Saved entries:

_ _ _ _

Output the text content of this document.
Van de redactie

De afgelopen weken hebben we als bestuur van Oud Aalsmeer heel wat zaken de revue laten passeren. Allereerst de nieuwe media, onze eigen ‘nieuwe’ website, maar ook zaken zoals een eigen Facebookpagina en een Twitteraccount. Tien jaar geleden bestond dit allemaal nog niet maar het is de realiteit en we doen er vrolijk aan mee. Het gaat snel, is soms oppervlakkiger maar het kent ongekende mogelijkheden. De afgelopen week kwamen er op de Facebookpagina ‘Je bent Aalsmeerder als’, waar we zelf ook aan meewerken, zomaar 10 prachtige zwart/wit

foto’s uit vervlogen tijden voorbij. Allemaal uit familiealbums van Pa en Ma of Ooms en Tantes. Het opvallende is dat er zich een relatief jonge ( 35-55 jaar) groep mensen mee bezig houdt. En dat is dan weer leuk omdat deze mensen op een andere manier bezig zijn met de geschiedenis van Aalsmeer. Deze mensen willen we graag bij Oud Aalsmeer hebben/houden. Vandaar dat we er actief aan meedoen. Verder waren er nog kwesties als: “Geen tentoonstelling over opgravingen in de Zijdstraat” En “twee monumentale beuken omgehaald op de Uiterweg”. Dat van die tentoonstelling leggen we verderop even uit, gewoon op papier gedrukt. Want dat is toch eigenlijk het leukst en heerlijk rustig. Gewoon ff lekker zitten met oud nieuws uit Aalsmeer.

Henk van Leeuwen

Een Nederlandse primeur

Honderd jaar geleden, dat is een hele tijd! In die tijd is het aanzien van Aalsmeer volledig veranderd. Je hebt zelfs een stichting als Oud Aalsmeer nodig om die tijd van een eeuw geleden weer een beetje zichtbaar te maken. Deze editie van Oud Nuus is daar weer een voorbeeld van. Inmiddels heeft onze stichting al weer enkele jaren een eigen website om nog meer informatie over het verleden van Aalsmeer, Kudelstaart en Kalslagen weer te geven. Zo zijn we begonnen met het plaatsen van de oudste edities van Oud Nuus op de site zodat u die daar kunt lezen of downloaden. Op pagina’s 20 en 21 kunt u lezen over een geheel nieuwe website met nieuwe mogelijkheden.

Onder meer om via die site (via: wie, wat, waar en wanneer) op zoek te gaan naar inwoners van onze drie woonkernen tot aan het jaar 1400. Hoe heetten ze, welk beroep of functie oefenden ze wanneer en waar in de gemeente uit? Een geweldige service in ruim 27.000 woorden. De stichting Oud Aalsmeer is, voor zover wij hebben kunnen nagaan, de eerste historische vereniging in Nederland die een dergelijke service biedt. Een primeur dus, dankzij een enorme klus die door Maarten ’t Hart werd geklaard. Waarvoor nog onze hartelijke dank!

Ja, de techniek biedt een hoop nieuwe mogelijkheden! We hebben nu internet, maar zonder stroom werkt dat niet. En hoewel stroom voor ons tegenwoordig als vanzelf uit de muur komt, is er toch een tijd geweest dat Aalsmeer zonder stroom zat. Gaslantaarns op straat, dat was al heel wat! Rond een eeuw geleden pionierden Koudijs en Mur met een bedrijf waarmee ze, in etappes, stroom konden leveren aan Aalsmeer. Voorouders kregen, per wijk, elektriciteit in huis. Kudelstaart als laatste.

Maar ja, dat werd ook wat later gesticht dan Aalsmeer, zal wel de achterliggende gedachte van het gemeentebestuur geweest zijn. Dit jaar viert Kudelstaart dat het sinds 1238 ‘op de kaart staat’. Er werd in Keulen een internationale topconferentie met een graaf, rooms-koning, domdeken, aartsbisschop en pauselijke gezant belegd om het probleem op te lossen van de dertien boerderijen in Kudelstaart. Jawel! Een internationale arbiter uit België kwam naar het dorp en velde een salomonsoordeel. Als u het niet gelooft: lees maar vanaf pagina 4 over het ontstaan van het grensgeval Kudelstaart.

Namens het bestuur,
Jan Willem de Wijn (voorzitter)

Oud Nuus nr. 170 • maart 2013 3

_ _ _ _

**Task goal:** In full and verbatim, repeat the records given above.

**Result below:**
Output the text content of this document.
Van de redactie

De afgelopen weken hebben we als bestuur van Oud Aalsmeer heel wat zaken de revue laten passeren. Allereerst de nieuwe media, onze eigen ‘nieuwe’ website, maar ook zaken zoals een eigen Facebookpagina en een Twitteraccount. Tien jaar geleden bestond dit allemaal nog niet maar het is de realiteit en we doen er vrolijk aan mee. Het gaat snel, is soms oppervlakkiger maar het kent ongekende mogelijkheden. De afgelopen week kwamen er op de Facebookpagina ‘Je bent Aalsmeerder als’, waar we zelf ook aan meewerken, zomaar 10 prachtige zwart/wit

foto’s uit vervlogen tijden voorbij. Allemaal uit familiealbums van Pa en Ma of Ooms en Tantes. Het opvallende is dat er zich een relatief jonge ( 35-55 jaar) groep mensen mee bezig houdt. En dat is dan weer leuk omdat deze mensen op een andere manier bezig zijn met de geschiedenis van Aalsmeer. Deze mensen willen we graag bij Oud Aalsmeer hebben/houden. Vandaar dat we er actief aan meedoen. Verder waren er nog kwesties als: “Geen tentoonstelling over opgravingen in de Zijdstraat” En “twee monumentale beuken omgehaald op de Uiterweg”. Dat van die tentoonstelling leggen we verderop even uit, gewoon op papier gedrukt. Want dat is toch eigenlijk het leukst en heerlijk rustig. Gewoon ff lekker zitten met oud nieuws uit Aalsmeer.

Henk van Leeuwen

Een Nederlandse primeur

Honderd jaar geleden, dat is een hele tijd! In die tijd is het aanzien van Aalsmeer volledig veranderd. Je hebt zelfs een stichting als Oud Aalsmeer nodig om die tijd van een eeuw geleden weer een beetje zichtbaar te maken. Deze editie van Oud Nuus is daar weer een voorbeeld van. Inmiddels heeft onze stichting al weer enkele jaren een eigen website om nog meer informatie over het verleden van Aalsmeer, Kudelstaart en Kalslagen weer te geven. Zo zijn we begonnen met het plaatsen van de oudste edities van Oud Nuus op de site zodat u die daar kunt lezen of downloaden. Op pagina’s 20 en 21 kunt u lezen over een geheel nieuwe website met nieuwe mogelijkheden.

Onder meer om via die site (via: wie, wat, waar en wanneer) op zoek te gaan naar inwoners van onze drie woonkernen tot aan het jaar 1400. Hoe heetten ze, welk beroep of functie oefenden ze wanneer en waar in de gemeente uit? Een geweldige service in ruim 27.000 woorden. De stichting Oud Aalsmeer is, voor zover wij hebben kunnen nagaan, de eerste historische vereniging in Nederland die een dergelijke service biedt. Een primeur dus, dankzij een enorme klus die door Maarten ’t Hart werd geklaard. Waarvoor nog onze hartelijke dank!

Ja, de techniek biedt een hoop nieuwe mogelijkheden! We hebben nu internet, maar zonder stroom werkt dat niet. En hoewel stroom voor ons tegenwoordig als vanzelf uit de muur komt, is er toch een tijd geweest dat Aalsmeer zonder stroom zat. Gaslantaarns op straat, dat was al heel wat! Rond een eeuw geleden pionierden Koudijs en Mur met een bedrijf waarmee ze, in etappes, stroom konden leveren aan Aalsmeer. Voorouders kregen, per wijk, elektriciteit in huis. Kudelstaart als laatste.

Maar ja, dat werd ook wat later gesticht dan Aalsmeer, zal wel de achterliggende gedachte van het gemeentebestuur geweest zijn. Dit jaar viert Kudelstaart dat het sinds 1238 ‘op de kaart staat’. Er werd in Keulen een internationale topconferentie met een graaf, rooms-koning, domdeken, aartsbisschop en pauselijke gezant belegd om het probleem op te lossen van de dertien boerderijen in Kudelstaart. Jawel! Een internationale arbiter uit België kwam naar het dorp en velde een salomonsoordeel. Als u het niet gelooft: lees maar vanaf pagina 4 over het ontstaan van het grensgeval Kudelstaart.

Namens het bestuur,
Jan Willem de Wijn (voorzitter)

Oud Nuus nr. 170 • maart 2013 3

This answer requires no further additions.